- WRITTEN EXERCISE:
Comb through the entries for "baidu" and pull out each line that holds it.

---------- DATA IN THIS EXERCISE

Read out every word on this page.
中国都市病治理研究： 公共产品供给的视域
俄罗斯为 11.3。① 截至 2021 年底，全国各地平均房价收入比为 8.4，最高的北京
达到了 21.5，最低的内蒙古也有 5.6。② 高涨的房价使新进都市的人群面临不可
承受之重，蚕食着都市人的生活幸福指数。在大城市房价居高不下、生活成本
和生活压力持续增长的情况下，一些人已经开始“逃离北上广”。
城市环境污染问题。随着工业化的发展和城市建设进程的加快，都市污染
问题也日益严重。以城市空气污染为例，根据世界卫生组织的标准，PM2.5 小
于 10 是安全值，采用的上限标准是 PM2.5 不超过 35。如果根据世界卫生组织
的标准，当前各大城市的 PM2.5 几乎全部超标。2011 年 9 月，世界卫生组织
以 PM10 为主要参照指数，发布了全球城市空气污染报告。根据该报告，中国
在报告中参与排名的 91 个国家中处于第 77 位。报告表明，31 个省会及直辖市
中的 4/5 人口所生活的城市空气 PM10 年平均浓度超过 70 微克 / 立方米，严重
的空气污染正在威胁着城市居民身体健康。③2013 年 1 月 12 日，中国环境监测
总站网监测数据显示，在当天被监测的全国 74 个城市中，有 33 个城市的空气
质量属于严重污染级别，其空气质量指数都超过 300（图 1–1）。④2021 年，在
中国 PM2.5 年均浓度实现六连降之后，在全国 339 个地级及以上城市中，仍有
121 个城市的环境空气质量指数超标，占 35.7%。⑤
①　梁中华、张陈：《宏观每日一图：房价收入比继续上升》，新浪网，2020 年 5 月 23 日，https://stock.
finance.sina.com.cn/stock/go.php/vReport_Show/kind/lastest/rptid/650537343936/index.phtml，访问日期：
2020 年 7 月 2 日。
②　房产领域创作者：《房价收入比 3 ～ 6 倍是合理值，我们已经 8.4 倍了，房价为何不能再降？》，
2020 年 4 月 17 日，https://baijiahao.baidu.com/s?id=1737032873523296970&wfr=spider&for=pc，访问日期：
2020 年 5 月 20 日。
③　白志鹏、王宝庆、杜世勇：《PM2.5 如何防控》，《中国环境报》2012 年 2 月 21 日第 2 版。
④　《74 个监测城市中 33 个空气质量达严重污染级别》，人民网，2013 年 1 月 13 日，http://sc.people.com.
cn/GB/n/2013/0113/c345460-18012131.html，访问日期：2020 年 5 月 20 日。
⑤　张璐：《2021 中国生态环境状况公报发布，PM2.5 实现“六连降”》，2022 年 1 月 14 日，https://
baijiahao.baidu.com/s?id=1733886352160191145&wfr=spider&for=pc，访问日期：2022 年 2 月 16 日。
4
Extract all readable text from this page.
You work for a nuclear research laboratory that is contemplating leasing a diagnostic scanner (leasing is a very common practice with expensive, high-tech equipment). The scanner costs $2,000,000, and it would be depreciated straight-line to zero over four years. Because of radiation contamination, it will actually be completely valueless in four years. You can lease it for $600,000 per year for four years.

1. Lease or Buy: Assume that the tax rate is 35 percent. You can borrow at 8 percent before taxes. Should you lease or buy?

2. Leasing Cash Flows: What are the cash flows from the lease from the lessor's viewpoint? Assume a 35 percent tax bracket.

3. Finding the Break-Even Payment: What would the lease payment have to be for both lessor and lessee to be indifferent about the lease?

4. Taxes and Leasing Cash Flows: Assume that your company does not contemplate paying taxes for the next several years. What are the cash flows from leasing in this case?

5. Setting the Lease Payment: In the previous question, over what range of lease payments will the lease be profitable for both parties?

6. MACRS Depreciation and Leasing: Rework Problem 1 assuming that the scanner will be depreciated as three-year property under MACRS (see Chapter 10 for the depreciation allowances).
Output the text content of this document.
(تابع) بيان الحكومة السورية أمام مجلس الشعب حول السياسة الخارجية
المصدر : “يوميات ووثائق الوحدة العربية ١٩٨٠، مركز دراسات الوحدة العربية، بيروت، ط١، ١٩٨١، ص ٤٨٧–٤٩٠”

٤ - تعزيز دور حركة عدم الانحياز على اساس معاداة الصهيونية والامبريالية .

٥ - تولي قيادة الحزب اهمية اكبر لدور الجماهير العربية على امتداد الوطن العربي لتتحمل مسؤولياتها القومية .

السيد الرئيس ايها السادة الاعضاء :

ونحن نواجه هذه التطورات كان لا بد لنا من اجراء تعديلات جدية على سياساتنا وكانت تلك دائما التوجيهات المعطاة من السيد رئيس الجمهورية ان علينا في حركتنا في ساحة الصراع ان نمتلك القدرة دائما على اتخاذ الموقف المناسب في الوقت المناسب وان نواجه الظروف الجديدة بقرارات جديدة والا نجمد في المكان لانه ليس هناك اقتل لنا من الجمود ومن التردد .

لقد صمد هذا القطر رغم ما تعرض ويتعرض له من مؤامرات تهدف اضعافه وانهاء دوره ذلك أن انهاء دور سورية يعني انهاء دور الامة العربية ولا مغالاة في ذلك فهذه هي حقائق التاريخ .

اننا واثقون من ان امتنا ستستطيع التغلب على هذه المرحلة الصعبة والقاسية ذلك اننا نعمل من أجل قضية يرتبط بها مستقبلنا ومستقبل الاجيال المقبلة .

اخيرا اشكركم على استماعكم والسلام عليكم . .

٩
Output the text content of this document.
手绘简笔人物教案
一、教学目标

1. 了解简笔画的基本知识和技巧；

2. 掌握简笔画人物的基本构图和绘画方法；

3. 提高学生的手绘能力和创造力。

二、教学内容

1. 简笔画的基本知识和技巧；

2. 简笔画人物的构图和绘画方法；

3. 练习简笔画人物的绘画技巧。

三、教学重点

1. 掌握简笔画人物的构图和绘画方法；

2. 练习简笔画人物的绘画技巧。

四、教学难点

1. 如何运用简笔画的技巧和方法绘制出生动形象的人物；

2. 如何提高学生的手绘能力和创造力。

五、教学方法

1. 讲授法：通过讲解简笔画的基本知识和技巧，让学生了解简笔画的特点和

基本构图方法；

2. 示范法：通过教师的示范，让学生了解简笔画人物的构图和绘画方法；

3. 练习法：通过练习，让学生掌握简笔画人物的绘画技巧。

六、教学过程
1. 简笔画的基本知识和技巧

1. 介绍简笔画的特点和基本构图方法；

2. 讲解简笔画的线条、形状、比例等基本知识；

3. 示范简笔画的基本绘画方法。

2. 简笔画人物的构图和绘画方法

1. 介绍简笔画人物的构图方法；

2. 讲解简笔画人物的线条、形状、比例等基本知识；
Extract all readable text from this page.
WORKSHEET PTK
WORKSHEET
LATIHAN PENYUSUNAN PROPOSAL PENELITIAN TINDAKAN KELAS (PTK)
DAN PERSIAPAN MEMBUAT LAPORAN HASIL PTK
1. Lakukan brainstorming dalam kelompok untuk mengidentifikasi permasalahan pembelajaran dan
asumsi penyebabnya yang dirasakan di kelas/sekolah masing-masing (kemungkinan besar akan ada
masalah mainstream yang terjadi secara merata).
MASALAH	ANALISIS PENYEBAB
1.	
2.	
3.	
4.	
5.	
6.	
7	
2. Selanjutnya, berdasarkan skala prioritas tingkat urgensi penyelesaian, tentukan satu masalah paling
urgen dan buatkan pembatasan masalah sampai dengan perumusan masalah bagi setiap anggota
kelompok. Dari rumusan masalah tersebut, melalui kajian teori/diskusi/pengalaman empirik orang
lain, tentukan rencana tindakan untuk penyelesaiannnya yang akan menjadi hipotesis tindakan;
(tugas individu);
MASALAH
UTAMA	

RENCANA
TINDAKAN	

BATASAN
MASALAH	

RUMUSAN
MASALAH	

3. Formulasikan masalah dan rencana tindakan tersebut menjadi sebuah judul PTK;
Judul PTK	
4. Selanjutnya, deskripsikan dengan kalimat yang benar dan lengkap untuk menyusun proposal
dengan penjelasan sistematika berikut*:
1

--------------------

- SOLUTION TO THIS EXERCISE:
2020 年 4 月 17 日，https://baijiahao.baidu.com/s?id=1737032873523296970&wfr=spider&for=pc，访问日期：
baijiahao.baidu.com/s?id=1733886352160191145&wfr=spider&for=pc，访问日期：2022 年 2 月 16 日。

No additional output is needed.